Task goal: Repeat the whole listing exactly as written.

--- start Data in this exercise ---

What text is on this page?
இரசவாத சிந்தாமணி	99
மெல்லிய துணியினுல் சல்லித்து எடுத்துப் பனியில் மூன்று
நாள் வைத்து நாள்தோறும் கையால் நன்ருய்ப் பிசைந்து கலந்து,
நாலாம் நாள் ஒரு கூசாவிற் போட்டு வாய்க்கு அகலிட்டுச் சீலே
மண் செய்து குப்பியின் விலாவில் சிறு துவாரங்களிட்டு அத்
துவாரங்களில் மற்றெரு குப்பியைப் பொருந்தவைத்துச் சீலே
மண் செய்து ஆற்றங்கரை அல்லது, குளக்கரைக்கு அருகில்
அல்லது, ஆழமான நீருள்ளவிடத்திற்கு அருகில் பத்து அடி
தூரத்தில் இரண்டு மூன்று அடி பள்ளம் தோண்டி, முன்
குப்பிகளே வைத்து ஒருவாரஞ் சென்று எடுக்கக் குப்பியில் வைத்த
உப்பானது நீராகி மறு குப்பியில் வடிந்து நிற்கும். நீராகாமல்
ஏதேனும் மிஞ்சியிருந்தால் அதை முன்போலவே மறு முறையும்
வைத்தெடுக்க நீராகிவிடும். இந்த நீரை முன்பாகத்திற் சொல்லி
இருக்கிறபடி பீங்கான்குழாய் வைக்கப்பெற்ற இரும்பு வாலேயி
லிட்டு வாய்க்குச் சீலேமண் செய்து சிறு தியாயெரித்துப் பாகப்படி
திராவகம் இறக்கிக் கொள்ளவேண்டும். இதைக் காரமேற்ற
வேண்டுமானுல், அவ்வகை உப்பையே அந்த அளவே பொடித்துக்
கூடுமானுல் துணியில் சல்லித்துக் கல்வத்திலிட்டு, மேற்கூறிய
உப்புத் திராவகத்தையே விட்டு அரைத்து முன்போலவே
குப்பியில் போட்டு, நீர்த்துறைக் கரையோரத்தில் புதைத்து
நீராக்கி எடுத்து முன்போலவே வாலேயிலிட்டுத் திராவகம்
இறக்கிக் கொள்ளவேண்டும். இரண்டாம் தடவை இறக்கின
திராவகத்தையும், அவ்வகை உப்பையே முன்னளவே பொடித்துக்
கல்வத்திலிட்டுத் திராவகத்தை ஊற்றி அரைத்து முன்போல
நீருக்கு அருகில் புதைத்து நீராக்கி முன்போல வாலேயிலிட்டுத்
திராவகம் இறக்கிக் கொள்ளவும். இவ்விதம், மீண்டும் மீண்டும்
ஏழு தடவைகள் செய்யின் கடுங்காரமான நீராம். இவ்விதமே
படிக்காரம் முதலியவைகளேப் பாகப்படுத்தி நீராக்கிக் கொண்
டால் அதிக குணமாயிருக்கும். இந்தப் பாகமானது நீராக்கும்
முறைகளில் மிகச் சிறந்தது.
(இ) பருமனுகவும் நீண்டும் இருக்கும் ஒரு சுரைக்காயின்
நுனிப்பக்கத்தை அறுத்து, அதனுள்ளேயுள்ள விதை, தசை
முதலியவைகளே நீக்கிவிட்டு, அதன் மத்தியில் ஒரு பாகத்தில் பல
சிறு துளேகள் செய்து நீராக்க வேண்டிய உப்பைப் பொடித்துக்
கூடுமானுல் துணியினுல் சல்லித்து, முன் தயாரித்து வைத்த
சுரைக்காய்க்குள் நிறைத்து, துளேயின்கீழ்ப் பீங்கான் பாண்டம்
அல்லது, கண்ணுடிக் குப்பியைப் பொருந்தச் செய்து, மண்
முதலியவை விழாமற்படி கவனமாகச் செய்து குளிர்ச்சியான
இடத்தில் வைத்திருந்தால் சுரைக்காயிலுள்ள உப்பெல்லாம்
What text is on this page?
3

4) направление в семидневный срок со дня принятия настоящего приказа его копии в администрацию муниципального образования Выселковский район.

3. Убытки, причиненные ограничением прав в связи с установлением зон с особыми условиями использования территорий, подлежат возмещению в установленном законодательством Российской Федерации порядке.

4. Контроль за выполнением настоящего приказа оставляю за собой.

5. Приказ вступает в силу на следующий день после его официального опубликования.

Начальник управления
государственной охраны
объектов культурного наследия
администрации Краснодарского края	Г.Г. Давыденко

--- end Data in this exercise ---

Exercise answer:
What text is on this page?
இரசவாத சிந்தாமணி	99
மெல்லிய துணியினுல் சல்லித்து எடுத்துப் பனியில் மூன்று
நாள் வைத்து நாள்தோறும் கையால் நன்ருய்ப் பிசைந்து கலந்து,
நாலாம் நாள் ஒரு கூசாவிற் போட்டு வாய்க்கு அகலிட்டுச் சீலே
மண் செய்து குப்பியின் விலாவில் சிறு துவாரங்களிட்டு அத்
துவாரங்களில் மற்றெரு குப்பியைப் பொருந்தவைத்துச் சீலே
மண் செய்து ஆற்றங்கரை அல்லது, குளக்கரைக்கு அருகில்
அல்லது, ஆழமான நீருள்ளவிடத்திற்கு அருகில் பத்து அடி
தூரத்தில் இரண்டு மூன்று அடி பள்ளம் தோண்டி, முன்
குப்பிகளே வைத்து ஒருவாரஞ் சென்று எடுக்கக் குப்பியில் வைத்த
உப்பானது நீராகி மறு குப்பியில் வடிந்து நிற்கும். நீராகாமல்
ஏதேனும் மிஞ்சியிருந்தால் அதை முன்போலவே மறு முறையும்
வைத்தெடுக்க நீராகிவிடும். இந்த நீரை முன்பாகத்திற் சொல்லி
இருக்கிறபடி பீங்கான்குழாய் வைக்கப்பெற்ற இரும்பு வாலேயி
லிட்டு வாய்க்குச் சீலேமண் செய்து சிறு தியாயெரித்துப் பாகப்படி
திராவகம் இறக்கிக் கொள்ளவேண்டும். இதைக் காரமேற்ற
வேண்டுமானுல், அவ்வகை உப்பையே அந்த அளவே பொடித்துக்
கூடுமானுல் துணியில் சல்லித்துக் கல்வத்திலிட்டு, மேற்கூறிய
உப்புத் திராவகத்தையே விட்டு அரைத்து முன்போலவே
குப்பியில் போட்டு, நீர்த்துறைக் கரையோரத்தில் புதைத்து
நீராக்கி எடுத்து முன்போலவே வாலேயிலிட்டுத் திராவகம்
இறக்கிக் கொள்ளவேண்டும். இரண்டாம் தடவை இறக்கின
திராவகத்தையும், அவ்வகை உப்பையே முன்னளவே பொடித்துக்
கல்வத்திலிட்டுத் திராவகத்தை ஊற்றி அரைத்து முன்போல
நீருக்கு அருகில் புதைத்து நீராக்கி முன்போல வாலேயிலிட்டுத்
திராவகம் இறக்கிக் கொள்ளவும். இவ்விதம், மீண்டும் மீண்டும்
ஏழு தடவைகள் செய்யின் கடுங்காரமான நீராம். இவ்விதமே
படிக்காரம் முதலியவைகளேப் பாகப்படுத்தி நீராக்கிக் கொண்
டால் அதிக குணமாயிருக்கும். இந்தப் பாகமானது நீராக்கும்
முறைகளில் மிகச் சிறந்தது.
(இ) பருமனுகவும் நீண்டும் இருக்கும் ஒரு சுரைக்காயின்
நுனிப்பக்கத்தை அறுத்து, அதனுள்ளேயுள்ள விதை, தசை
முதலியவைகளே நீக்கிவிட்டு, அதன் மத்தியில் ஒரு பாகத்தில் பல
சிறு துளேகள் செய்து நீராக்க வேண்டிய உப்பைப் பொடித்துக்
கூடுமானுல் துணியினுல் சல்லித்து, முன் தயாரித்து வைத்த
சுரைக்காய்க்குள் நிறைத்து, துளேயின்கீழ்ப் பீங்கான் பாண்டம்
அல்லது, கண்ணுடிக் குப்பியைப் பொருந்தச் செய்து, மண்
முதலியவை விழாமற்படி கவனமாகச் செய்து குளிர்ச்சியான
இடத்தில் வைத்திருந்தால் சுரைக்காயிலுள்ள உப்பெல்லாம்
What text is on this page?
3

4) направление в семидневный срок со дня принятия настоящего приказа его копии в администрацию муниципального образования Выселковский район.

3. Убытки, причиненные ограничением прав в связи с установлением зон с особыми условиями использования территорий, подлежат возмещению в установленном законодательством Российской Федерации порядке.

4. Контроль за выполнением настоящего приказа оставляю за собой.

5. Приказ вступает в силу на следующий день после его официального опубликования.

Начальник управления
государственной охраны
объектов культурного наследия
администрации Краснодарского края	Г.Г. Давыденко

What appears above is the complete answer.